**Your task**
Count every line that holds the string "structure", and report the number alone.

Figure data in JSON
==================================================

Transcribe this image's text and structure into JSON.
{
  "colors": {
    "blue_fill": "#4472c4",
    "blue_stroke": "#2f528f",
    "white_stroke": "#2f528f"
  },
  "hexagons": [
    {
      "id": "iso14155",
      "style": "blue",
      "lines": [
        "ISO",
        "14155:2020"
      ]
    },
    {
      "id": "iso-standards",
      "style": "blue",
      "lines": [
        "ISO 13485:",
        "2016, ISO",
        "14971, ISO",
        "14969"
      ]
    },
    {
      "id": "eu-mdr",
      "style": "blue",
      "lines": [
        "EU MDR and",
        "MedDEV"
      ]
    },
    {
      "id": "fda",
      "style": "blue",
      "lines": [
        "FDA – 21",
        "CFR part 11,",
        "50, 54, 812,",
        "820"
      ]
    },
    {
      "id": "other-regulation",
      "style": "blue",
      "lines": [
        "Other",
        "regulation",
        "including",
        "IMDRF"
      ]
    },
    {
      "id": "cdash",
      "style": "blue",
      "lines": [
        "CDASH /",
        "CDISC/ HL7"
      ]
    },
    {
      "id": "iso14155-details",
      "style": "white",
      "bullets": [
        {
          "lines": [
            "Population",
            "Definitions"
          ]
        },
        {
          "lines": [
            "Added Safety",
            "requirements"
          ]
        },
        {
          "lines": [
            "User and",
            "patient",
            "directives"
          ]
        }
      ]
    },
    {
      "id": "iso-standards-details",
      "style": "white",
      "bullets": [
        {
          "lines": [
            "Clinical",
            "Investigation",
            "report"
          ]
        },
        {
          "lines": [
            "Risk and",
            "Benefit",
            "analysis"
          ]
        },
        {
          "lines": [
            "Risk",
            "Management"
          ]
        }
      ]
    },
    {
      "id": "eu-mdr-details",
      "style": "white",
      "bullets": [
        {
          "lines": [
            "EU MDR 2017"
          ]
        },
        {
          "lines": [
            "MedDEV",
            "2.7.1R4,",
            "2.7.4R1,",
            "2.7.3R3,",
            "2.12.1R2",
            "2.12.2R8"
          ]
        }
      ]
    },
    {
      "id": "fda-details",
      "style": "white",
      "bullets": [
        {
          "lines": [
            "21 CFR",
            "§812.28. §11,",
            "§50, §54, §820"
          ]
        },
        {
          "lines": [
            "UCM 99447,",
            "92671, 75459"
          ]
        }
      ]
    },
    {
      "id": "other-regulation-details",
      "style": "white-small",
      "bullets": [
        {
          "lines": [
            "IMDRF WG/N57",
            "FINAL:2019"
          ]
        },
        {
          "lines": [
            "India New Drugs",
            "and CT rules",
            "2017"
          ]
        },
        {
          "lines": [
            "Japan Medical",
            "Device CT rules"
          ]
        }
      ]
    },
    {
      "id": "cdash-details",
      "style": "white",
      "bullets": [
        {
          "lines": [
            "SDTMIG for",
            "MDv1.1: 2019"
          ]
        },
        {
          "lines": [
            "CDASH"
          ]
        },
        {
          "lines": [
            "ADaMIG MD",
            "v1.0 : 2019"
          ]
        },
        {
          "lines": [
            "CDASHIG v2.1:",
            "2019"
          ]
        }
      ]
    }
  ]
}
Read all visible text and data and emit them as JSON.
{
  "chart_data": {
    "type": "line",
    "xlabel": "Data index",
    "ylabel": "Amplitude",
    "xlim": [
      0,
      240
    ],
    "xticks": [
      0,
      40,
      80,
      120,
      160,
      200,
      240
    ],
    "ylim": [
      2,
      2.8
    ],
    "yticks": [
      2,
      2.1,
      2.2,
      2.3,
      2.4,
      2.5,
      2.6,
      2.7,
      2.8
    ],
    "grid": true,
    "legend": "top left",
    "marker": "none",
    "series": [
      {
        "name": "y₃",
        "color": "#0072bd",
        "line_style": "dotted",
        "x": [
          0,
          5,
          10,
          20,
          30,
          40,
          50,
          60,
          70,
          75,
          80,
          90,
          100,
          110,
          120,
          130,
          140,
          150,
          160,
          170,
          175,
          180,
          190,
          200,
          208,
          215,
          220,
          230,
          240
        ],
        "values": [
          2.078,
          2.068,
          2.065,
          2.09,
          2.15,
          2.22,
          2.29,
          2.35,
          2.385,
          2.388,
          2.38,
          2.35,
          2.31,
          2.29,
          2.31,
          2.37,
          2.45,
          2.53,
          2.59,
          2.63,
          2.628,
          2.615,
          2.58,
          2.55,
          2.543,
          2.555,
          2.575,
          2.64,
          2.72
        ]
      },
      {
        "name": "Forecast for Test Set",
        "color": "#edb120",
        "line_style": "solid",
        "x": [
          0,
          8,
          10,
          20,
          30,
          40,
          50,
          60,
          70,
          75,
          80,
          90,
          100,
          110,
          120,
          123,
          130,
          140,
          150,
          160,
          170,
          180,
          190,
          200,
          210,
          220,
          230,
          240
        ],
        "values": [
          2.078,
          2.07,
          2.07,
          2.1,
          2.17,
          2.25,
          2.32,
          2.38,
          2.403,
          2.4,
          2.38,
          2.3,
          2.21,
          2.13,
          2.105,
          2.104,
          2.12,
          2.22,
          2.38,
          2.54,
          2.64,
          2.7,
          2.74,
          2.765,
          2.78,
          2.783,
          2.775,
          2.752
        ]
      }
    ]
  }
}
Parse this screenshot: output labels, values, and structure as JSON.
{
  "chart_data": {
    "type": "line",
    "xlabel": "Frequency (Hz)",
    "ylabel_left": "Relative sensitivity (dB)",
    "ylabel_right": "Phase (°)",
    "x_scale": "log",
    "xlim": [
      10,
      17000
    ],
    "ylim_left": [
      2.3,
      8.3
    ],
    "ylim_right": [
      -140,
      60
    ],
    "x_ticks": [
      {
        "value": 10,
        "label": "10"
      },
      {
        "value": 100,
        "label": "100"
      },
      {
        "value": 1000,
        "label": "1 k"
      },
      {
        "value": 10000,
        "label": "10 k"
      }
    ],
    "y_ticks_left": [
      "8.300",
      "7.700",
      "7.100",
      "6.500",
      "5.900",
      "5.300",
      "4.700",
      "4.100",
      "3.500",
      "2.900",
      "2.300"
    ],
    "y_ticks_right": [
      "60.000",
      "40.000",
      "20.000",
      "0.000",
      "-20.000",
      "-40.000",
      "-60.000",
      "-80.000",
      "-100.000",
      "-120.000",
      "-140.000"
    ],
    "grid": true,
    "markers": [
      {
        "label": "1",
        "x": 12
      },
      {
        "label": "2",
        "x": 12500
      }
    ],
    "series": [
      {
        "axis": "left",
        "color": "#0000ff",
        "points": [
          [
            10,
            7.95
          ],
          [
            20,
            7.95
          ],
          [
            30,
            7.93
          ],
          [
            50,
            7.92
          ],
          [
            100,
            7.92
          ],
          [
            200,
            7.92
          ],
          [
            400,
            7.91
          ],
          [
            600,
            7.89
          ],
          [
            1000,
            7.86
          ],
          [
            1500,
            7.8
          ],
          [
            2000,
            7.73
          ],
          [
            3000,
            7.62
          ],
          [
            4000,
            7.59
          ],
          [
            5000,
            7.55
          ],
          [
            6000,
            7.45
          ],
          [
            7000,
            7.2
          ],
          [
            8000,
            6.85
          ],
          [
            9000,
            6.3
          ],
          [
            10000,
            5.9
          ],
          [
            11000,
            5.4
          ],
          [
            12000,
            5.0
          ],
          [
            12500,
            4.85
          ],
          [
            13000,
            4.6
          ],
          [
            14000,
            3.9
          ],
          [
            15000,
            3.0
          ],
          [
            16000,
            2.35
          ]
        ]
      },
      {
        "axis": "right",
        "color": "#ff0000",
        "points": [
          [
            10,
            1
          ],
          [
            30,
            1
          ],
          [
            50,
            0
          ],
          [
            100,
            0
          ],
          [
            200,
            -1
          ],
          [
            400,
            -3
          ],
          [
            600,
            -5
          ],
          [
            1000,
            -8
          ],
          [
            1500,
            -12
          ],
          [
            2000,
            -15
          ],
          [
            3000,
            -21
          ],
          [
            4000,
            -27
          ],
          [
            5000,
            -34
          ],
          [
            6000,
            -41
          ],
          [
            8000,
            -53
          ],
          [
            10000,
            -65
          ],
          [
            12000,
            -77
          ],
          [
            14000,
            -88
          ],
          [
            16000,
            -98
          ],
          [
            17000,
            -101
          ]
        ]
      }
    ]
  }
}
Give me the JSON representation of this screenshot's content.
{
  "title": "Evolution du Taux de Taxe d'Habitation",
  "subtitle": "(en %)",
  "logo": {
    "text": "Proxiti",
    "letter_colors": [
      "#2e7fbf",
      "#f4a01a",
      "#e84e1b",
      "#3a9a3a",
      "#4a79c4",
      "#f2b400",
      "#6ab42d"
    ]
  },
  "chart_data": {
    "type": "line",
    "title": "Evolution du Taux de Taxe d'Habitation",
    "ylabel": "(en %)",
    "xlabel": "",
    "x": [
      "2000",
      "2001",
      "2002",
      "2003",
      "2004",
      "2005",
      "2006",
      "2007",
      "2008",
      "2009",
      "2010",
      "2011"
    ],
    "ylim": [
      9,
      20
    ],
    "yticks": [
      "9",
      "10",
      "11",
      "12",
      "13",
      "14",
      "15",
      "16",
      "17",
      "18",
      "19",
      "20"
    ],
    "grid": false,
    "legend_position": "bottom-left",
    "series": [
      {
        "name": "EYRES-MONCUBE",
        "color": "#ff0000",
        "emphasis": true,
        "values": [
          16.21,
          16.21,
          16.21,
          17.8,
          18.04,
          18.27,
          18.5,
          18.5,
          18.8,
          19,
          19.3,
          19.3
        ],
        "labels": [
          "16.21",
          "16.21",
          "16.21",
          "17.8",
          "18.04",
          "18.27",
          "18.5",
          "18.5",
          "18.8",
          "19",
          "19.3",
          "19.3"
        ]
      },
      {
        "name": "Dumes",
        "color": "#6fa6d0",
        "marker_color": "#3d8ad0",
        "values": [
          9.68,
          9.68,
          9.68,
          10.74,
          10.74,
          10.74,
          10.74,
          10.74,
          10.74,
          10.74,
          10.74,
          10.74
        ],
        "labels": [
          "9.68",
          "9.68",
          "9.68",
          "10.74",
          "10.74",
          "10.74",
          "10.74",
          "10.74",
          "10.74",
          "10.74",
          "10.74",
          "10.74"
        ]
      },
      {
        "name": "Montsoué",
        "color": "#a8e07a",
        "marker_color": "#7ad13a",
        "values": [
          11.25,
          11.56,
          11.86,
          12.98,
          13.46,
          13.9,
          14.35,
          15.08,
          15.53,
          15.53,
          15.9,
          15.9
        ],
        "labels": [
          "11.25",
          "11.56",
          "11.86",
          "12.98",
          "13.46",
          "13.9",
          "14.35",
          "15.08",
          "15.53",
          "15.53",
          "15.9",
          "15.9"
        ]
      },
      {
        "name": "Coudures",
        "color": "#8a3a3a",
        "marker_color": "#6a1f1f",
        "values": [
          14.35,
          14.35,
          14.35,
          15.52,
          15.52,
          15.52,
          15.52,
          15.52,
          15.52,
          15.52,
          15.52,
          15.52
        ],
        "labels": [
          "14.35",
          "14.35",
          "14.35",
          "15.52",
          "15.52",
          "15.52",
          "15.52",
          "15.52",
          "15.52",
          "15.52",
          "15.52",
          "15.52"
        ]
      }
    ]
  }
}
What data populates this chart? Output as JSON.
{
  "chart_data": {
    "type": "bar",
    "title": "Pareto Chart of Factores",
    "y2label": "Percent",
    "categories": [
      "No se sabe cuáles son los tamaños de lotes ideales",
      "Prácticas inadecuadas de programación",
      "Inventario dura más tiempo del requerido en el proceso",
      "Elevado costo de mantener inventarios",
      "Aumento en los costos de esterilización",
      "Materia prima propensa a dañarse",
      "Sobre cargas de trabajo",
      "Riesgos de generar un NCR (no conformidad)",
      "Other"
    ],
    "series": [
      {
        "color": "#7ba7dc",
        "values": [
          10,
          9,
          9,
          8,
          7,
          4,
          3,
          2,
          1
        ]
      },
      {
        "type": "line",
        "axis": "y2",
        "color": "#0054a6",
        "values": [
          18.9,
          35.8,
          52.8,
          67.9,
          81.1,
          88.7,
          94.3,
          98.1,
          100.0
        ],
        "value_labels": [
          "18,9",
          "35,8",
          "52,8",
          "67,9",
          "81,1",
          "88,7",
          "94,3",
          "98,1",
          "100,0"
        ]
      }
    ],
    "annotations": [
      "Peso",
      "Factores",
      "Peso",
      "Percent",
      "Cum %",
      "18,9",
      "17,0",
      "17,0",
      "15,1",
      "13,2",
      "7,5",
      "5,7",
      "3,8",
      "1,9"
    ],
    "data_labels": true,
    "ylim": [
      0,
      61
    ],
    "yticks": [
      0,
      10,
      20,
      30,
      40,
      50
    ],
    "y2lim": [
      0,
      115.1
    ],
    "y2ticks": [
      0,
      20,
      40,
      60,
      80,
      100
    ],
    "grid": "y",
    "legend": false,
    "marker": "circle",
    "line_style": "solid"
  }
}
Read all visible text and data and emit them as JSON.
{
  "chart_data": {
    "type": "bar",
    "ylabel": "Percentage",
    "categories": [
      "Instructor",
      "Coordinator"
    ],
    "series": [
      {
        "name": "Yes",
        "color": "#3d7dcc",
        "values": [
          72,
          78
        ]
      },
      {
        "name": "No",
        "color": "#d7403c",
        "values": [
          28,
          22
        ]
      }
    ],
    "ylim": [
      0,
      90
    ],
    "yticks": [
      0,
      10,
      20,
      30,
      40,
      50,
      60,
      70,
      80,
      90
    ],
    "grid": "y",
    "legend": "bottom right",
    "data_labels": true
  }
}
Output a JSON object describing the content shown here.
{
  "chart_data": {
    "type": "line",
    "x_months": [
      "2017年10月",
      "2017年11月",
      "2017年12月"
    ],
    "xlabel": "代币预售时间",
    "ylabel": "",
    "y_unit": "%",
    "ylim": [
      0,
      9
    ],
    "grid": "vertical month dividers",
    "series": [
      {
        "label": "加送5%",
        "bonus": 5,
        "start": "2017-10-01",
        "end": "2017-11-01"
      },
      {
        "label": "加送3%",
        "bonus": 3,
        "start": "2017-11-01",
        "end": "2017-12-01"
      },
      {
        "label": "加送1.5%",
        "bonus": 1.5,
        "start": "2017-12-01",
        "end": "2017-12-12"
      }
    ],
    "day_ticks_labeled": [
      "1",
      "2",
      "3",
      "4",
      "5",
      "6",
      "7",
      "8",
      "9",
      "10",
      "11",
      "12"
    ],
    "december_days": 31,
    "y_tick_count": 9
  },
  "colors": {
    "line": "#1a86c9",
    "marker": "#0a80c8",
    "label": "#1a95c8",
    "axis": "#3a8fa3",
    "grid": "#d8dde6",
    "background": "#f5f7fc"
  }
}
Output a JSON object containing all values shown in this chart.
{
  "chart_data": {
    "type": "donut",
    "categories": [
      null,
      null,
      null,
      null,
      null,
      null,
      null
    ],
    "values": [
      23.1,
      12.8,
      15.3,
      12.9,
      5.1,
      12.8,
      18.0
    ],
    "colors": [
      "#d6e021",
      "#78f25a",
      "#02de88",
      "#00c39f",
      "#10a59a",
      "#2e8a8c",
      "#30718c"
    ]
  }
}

==================================================

**Solved exercise**
2